Hopefully like Michael Jackson the real Sonic will escape from the ailens and come back, kill the fake alien one, and save the president!  ...Yes, I get all my news about Michael Jackson from Robot Chicken.

Unleashed looked frigging awesome until they showed the werewolf thing.  What that fuck is up with that?  What does Sega not get about running left to right really fast?  They need to let Criterion make a Sonic game.  >_<

Sonic and the Black Knight looks alright, but it seems they're trying to add plot again, never Sonic strong suit outside of SatAM.  Hopefully you'll be able to swing like an idgit while running.

> _PROBLEMS TO WORK ON_
[A] Please copy the Sonic post word for word, starting with "Hopefully like Michael" and going on through "idgit while running.".
[B] Answer these questions from the Sonic post:
(i) Where does the poster say all of their Michael Jackson news comes from?
(ii) Which company does the poster think should be allowed to make a Sonic game?
(iii) What was shown that ended Unleashed looking awesome to the poster?
The listing placed after the Sonic post is separate material.

[Rows from a dataset]
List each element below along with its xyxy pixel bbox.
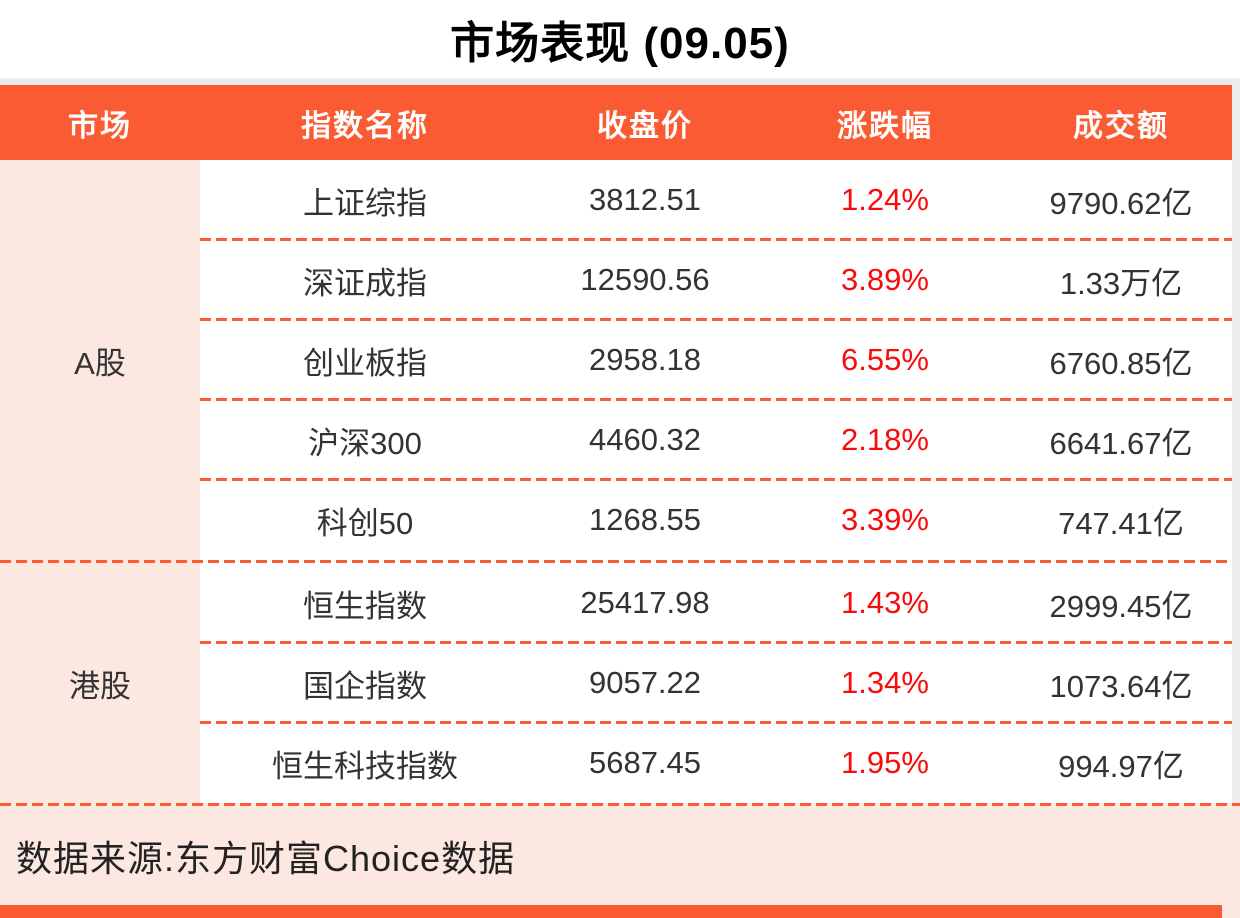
change-pct-cell: 1.24% xyxy=(841,182,929,217)
header-change-pct: 涨跌幅 xyxy=(837,109,933,143)
market-label: A股 xyxy=(74,345,126,381)
turnover-cell: 1073.64亿 xyxy=(1049,668,1193,704)
data-source-text: 数据来源:东方财富Choice数据 xyxy=(16,837,516,879)
header-market: 市场 xyxy=(68,109,132,143)
header-turnover: 成交额 xyxy=(1073,109,1169,143)
table-row: 国企指数 9057.22 1.34% 1073.64亿 xyxy=(200,641,1232,723)
close-price-cell: 12590.56 xyxy=(580,262,710,297)
change-pct-cell: 6.55% xyxy=(841,342,929,377)
table-row: 科创50 1268.55 3.39% 747.41亿 xyxy=(200,478,1232,560)
table-row: 深证成指 12590.56 3.89% 1.33万亿 xyxy=(200,238,1232,320)
market-label: 港股 xyxy=(69,668,131,704)
change-pct-cell: 1.95% xyxy=(841,745,929,780)
row-divider xyxy=(200,721,1232,724)
turnover-cell: 2999.45亿 xyxy=(1049,588,1193,624)
row-divider xyxy=(200,238,1232,241)
group-rows: 上证综指 3812.51 1.24% 9790.62亿 深证成指 12590.5… xyxy=(200,160,1232,560)
market-group-a-shares: A股 上证综指 3812.51 1.24% 9790.62亿 深证成指 1259… xyxy=(0,160,1232,560)
turnover-cell: 1.33万亿 xyxy=(1059,265,1183,301)
turnover-cell: 6760.85亿 xyxy=(1049,345,1193,381)
index-name-cell: 深证成指 xyxy=(303,265,427,301)
index-name-cell: 国企指数 xyxy=(303,668,427,704)
title-band: 市场表现 (09.05) xyxy=(0,0,1240,78)
footer-divider xyxy=(0,803,1240,806)
close-price-cell: 3812.51 xyxy=(588,182,702,217)
turnover-cell: 9790.62亿 xyxy=(1049,185,1193,221)
table-row: 上证综指 3812.51 1.24% 9790.62亿 xyxy=(200,160,1232,240)
close-price-cell: 4460.32 xyxy=(588,422,702,457)
close-price-cell: 25417.98 xyxy=(580,585,710,620)
row-divider xyxy=(200,318,1232,321)
change-pct-cell: 3.89% xyxy=(841,262,929,297)
close-price-cell: 9057.22 xyxy=(588,665,702,700)
close-price-cell: 2958.18 xyxy=(588,342,702,377)
footer: 数据来源:东方财富Choice数据 xyxy=(0,803,1240,918)
table-row: 恒生科技指数 5687.45 1.95% 994.97亿 xyxy=(200,721,1232,803)
page-title: 市场表现 (09.05) xyxy=(450,19,790,68)
market-column-background xyxy=(0,160,200,803)
table-body: A股 上证综指 3812.51 1.24% 9790.62亿 深证成指 1259… xyxy=(0,160,1232,803)
index-name-cell: 恒生科技指数 xyxy=(272,748,458,784)
change-pct-cell: 1.43% xyxy=(841,585,929,620)
market-group-hk-shares: 港股 恒生指数 25417.98 1.43% 2999.45亿 国企指数 905… xyxy=(0,563,1232,803)
bottom-accent-bar xyxy=(0,905,1222,918)
row-divider xyxy=(200,398,1232,401)
index-name-cell: 科创50 xyxy=(316,505,414,541)
index-name-cell: 上证综指 xyxy=(303,185,427,221)
source-line: 数据来源:东方财富Choice数据 xyxy=(0,806,1240,905)
row-divider xyxy=(200,641,1232,644)
turnover-cell: 6641.67亿 xyxy=(1049,425,1193,461)
group-divider xyxy=(0,560,1232,563)
change-pct-cell: 1.34% xyxy=(841,665,929,700)
change-pct-cell: 2.18% xyxy=(841,422,929,457)
turnover-cell: 747.41亿 xyxy=(1058,505,1184,541)
header-index-name: 指数名称 xyxy=(301,109,429,143)
header-close-price: 收盘价 xyxy=(597,109,693,143)
table-row: 恒生指数 25417.98 1.43% 2999.45亿 xyxy=(200,563,1232,643)
row-divider xyxy=(200,478,1232,481)
market-table: 市场 指数名称 收盘价 涨跌幅 成交额 A股 上证综指 3812.51 1.24… xyxy=(0,85,1232,803)
index-name-cell: 沪深300 xyxy=(308,425,422,461)
group-rows: 恒生指数 25417.98 1.43% 2999.45亿 国企指数 9057.2… xyxy=(200,563,1232,803)
close-price-cell: 5687.45 xyxy=(588,745,702,780)
table-row: 沪深300 4460.32 2.18% 6641.67亿 xyxy=(200,398,1232,480)
index-name-cell: 创业板指 xyxy=(303,345,427,381)
table-header-row: 市场 指数名称 收盘价 涨跌幅 成交额 xyxy=(0,85,1232,160)
table-row: 创业板指 2958.18 6.55% 6760.85亿 xyxy=(200,318,1232,400)
turnover-cell: 994.97亿 xyxy=(1058,748,1184,784)
change-pct-cell: 3.39% xyxy=(841,502,929,537)
close-price-cell: 1268.55 xyxy=(588,502,702,537)
index-name-cell: 恒生指数 xyxy=(303,588,427,624)
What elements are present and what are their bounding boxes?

> _RESPONSES PER TASK_
[A]
Hopefully like Michael Jackson the real Sonic will escape from the ailens and come back, kill the fake alien one, and save the president!  ...Yes, I get all my news about Michael Jackson from Robot Chicken.

Unleashed looked frigging awesome until they showed the werewolf thing.  What that fuck is up with that?  What does Sega not get about running left to right really fast?  They need to let Criterion make a Sonic game.  >_<

Sonic and the Black Knight looks alright, but it seems they're trying to add plot again, never Sonic strong suit outside of SatAM.  Hopefully you'll be able to swing like an idgit while running.

[B]
(i) Robot Chicken
(ii) Criterion
(iii) The werewolf thing